Set problem
Your task is to copy every line of this material exactly.

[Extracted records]
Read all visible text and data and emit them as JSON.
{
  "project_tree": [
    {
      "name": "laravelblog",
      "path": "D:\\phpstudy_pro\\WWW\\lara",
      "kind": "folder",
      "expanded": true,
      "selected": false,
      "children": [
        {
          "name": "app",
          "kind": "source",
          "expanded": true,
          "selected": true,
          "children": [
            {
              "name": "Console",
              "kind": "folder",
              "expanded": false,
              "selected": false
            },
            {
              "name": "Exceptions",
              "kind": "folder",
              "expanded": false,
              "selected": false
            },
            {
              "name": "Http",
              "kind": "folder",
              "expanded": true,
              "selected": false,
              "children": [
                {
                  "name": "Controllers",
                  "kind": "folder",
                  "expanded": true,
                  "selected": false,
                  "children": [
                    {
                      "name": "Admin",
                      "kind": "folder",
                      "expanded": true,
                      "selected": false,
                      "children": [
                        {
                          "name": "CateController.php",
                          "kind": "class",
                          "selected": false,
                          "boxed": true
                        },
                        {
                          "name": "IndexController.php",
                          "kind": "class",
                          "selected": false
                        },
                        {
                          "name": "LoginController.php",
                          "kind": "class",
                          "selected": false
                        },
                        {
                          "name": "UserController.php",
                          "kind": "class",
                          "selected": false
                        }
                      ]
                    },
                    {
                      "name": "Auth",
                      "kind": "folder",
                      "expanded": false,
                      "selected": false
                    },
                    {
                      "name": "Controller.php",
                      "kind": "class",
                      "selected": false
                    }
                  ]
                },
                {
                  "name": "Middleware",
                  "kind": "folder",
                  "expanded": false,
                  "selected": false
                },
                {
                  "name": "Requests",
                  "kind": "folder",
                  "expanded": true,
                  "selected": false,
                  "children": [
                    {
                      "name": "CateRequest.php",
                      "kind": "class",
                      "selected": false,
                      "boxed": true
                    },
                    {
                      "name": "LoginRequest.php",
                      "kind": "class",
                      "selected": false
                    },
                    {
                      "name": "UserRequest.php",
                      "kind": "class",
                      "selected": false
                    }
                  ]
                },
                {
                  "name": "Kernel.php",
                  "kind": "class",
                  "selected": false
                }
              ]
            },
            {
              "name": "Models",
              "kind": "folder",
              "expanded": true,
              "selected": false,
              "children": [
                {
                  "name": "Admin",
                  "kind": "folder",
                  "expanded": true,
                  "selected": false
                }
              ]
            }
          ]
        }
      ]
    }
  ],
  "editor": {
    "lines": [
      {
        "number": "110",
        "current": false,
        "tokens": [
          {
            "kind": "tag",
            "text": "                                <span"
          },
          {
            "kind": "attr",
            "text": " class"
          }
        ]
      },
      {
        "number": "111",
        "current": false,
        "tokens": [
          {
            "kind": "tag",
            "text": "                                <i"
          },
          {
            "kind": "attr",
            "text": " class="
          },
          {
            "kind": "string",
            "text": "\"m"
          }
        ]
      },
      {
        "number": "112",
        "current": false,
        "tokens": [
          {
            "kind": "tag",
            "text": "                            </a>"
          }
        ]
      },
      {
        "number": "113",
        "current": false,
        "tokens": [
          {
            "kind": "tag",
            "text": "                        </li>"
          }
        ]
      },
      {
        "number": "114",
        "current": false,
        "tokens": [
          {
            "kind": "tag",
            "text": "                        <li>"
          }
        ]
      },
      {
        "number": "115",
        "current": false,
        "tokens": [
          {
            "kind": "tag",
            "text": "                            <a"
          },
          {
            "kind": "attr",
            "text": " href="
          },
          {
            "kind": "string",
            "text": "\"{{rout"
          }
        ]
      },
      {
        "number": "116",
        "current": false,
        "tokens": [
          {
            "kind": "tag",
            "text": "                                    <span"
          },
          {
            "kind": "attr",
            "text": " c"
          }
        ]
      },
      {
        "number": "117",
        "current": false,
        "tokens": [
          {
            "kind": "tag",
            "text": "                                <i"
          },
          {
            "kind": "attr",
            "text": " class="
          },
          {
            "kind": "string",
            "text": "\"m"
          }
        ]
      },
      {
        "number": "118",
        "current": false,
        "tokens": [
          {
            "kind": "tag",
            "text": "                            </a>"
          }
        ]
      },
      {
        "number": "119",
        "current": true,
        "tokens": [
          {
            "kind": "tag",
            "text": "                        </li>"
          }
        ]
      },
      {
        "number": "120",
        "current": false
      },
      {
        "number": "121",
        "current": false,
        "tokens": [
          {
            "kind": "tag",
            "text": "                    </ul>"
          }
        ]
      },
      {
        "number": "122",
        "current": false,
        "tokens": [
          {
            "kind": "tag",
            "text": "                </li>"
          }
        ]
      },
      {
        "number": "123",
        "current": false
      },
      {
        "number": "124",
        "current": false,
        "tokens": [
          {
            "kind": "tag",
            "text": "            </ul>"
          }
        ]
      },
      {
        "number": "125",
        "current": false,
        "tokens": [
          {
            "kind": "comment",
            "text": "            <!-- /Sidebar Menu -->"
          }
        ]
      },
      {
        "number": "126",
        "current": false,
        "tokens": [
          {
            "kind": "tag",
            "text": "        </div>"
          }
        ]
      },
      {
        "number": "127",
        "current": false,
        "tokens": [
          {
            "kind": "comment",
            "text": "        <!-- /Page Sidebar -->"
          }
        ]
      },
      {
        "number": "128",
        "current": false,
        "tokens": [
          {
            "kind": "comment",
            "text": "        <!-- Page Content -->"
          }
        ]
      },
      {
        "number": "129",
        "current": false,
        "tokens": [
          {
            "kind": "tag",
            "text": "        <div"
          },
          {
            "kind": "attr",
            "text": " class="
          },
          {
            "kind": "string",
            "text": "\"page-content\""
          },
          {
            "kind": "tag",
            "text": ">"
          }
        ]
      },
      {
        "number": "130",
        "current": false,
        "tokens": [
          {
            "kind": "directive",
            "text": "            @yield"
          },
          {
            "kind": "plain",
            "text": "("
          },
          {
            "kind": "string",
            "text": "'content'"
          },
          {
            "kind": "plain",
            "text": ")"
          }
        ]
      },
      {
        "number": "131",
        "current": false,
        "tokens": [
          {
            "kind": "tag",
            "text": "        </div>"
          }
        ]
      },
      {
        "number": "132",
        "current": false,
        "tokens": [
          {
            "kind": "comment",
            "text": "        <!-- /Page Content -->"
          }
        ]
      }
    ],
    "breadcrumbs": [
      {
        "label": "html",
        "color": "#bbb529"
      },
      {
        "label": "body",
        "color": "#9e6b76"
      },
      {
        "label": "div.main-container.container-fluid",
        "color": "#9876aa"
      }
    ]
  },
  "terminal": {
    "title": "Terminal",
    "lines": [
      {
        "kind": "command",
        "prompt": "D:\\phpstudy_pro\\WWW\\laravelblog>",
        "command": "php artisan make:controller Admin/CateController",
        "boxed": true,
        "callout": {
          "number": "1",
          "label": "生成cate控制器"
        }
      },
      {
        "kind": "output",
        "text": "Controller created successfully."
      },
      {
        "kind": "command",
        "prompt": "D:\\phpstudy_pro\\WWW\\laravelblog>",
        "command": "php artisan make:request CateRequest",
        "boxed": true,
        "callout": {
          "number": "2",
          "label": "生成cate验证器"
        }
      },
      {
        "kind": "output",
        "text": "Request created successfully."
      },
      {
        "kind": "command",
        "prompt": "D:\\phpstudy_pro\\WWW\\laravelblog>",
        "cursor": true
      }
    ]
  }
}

Solved problem
Read all visible text and data and emit them as JSON.
{
  "project_tree": [
    {
      "name": "laravelblog",
      "path": "D:\\phpstudy_pro\\WWW\\lara",
      "kind": "folder",
      "expanded": true,
      "selected": false,
      "children": [
        {
          "name": "app",
          "kind": "source",
          "expanded": true,
          "selected": true,
          "children": [
            {
              "name": "Console",
              "kind": "folder",
              "expanded": false,
              "selected": false
            },
            {
              "name": "Exceptions",
              "kind": "folder",
              "expanded": false,
              "selected": false
            },
            {
              "name": "Http",
              "kind": "folder",
              "expanded": true,
              "selected": false,
              "children": [
                {
                  "name": "Controllers",
                  "kind": "folder",
                  "expanded": true,
                  "selected": false,
                  "children": [
                    {
                      "name": "Admin",
                      "kind": "folder",
                      "expanded": true,
                      "selected": false,
                      "children": [
                        {
                          "name": "CateController.php",
                          "kind": "class",
                          "selected": false,
                          "boxed": true
                        },
                        {
                          "name": "IndexController.php",
                          "kind": "class",
                          "selected": false
                        },
                        {
                          "name": "LoginController.php",
                          "kind": "class",
                          "selected": false
                        },
                        {
                          "name": "UserController.php",
                          "kind": "class",
                          "selected": false
                        }
                      ]
                    },
                    {
                      "name": "Auth",
                      "kind": "folder",
                      "expanded": false,
                      "selected": false
                    },
                    {
                      "name": "Controller.php",
                      "kind": "class",
                      "selected": false
                    }
                  ]
                },
                {
                  "name": "Middleware",
                  "kind": "folder",
                  "expanded": false,
                  "selected": false
                },
                {
                  "name": "Requests",
                  "kind": "folder",
                  "expanded": true,
                  "selected": false,
                  "children": [
                    {
                      "name": "CateRequest.php",
                      "kind": "class",
                      "selected": false,
                      "boxed": true
                    },
                    {
                      "name": "LoginRequest.php",
                      "kind": "class",
                      "selected": false
                    },
                    {
                      "name": "UserRequest.php",
                      "kind": "class",
                      "selected": false
                    }
                  ]
                },
                {
                  "name": "Kernel.php",
                  "kind": "class",
                  "selected": false
                }
              ]
            },
            {
              "name": "Models",
              "kind": "folder",
              "expanded": true,
              "selected": false,
              "children": [
                {
                  "name": "Admin",
                  "kind": "folder",
                  "expanded": true,
                  "selected": false
                }
              ]
            }
          ]
        }
      ]
    }
  ],
  "editor": {
    "lines": [
      {
        "number": "110",
        "current": false,
        "tokens": [
          {
            "kind": "tag",
            "text": "                                <span"
          },
          {
            "kind": "attr",
            "text": " class"
          }
        ]
      },
      {
        "number": "111",
        "current": false,
        "tokens": [
          {
            "kind": "tag",
            "text": "                                <i"
          },
          {
            "kind": "attr",
            "text": " class="
          },
          {
            "kind": "string",
            "text": "\"m"
          }
        ]
      },
      {
        "number": "112",
        "current": false,
        "tokens": [
          {
            "kind": "tag",
            "text": "                            </a>"
          }
        ]
      },
      {
        "number": "113",
        "current": false,
        "tokens": [
          {
            "kind": "tag",
            "text": "                        </li>"
          }
        ]
      },
      {
        "number": "114",
        "current": false,
        "tokens": [
          {
            "kind": "tag",
            "text": "                        <li>"
          }
        ]
      },
      {
        "number": "115",
        "current": false,
        "tokens": [
          {
            "kind": "tag",
            "text": "                            <a"
          },
          {
            "kind": "attr",
            "text": " href="
          },
          {
            "kind": "string",
            "text": "\"{{rout"
          }
        ]
      },
      {
        "number": "116",
        "current": false,
        "tokens": [
          {
            "kind": "tag",
            "text": "                                    <span"
          },
          {
            "kind": "attr",
            "text": " c"
          }
        ]
      },
      {
        "number": "117",
        "current": false,
        "tokens": [
          {
            "kind": "tag",
            "text": "                                <i"
          },
          {
            "kind": "attr",
            "text": " class="
          },
          {
            "kind": "string",
            "text": "\"m"
          }
        ]
      },
      {
        "number": "118",
        "current": false,
        "tokens": [
          {
            "kind": "tag",
            "text": "                            </a>"
          }
        ]
      },
      {
        "number": "119",
        "current": true,
        "tokens": [
          {
            "kind": "tag",
            "text": "                        </li>"
          }
        ]
      },
      {
        "number": "120",
        "current": false
      },
      {
        "number": "121",
        "current": false,
        "tokens": [
          {
            "kind": "tag",
            "text": "                    </ul>"
          }
        ]
      },
      {
        "number": "122",
        "current": false,
        "tokens": [
          {
            "kind": "tag",
            "text": "                </li>"
          }
        ]
      },
      {
        "number": "123",
        "current": false
      },
      {
        "number": "124",
        "current": false,
        "tokens": [
          {
            "kind": "tag",
            "text": "            </ul>"
          }
        ]
      },
      {
        "number": "125",
        "current": false,
        "tokens": [
          {
            "kind": "comment",
            "text": "            <!-- /Sidebar Menu -->"
          }
        ]
      },
      {
        "number": "126",
        "current": false,
        "tokens": [
          {
            "kind": "tag",
            "text": "        </div>"
          }
        ]
      },
      {
        "number": "127",
        "current": false,
        "tokens": [
          {
            "kind": "comment",
            "text": "        <!-- /Page Sidebar -->"
          }
        ]
      },
      {
        "number": "128",
        "current": false,
        "tokens": [
          {
            "kind": "comment",
            "text": "        <!-- Page Content -->"
          }
        ]
      },
      {
        "number": "129",
        "current": false,
        "tokens": [
          {
            "kind": "tag",
            "text": "        <div"
          },
          {
            "kind": "attr",
            "text": " class="
          },
          {
            "kind": "string",
            "text": "\"page-content\""
          },
          {
            "kind": "tag",
            "text": ">"
          }
        ]
      },
      {
        "number": "130",
        "current": false,
        "tokens": [
          {
            "kind": "directive",
            "text": "            @yield"
          },
          {
            "kind": "plain",
            "text": "("
          },
          {
            "kind": "string",
            "text": "'content'"
          },
          {
            "kind": "plain",
            "text": ")"
          }
        ]
      },
      {
        "number": "131",
        "current": false,
        "tokens": [
          {
            "kind": "tag",
            "text": "        </div>"
          }
        ]
      },
      {
        "number": "132",
        "current": false,
        "tokens": [
          {
            "kind": "comment",
            "text": "        <!-- /Page Content -->"
          }
        ]
      }
    ],
    "breadcrumbs": [
      {
        "label": "html",
        "color": "#bbb529"
      },
      {
        "label": "body",
        "color": "#9e6b76"
      },
      {
        "label": "div.main-container.container-fluid",
        "color": "#9876aa"
      }
    ]
  },
  "terminal": {
    "title": "Terminal",
    "lines": [
      {
        "kind": "command",
        "prompt": "D:\\phpstudy_pro\\WWW\\laravelblog>",
        "command": "php artisan make:controller Admin/CateController",
        "boxed": true,
        "callout": {
          "number": "1",
          "label": "生成cate控制器"
        }
      },
      {
        "kind": "output",
        "text": "Controller created successfully."
      },
      {
        "kind": "command",
        "prompt": "D:\\phpstudy_pro\\WWW\\laravelblog>",
        "command": "php artisan make:request CateRequest",
        "boxed": true,
        "callout": {
          "number": "2",
          "label": "生成cate验证器"
        }
      },
      {
        "kind": "output",
        "text": "Request created successfully."
      },
      {
        "kind": "command",
        "prompt": "D:\\phpstudy_pro\\WWW\\laravelblog>",
        "cursor": true
      }
    ]
  }
}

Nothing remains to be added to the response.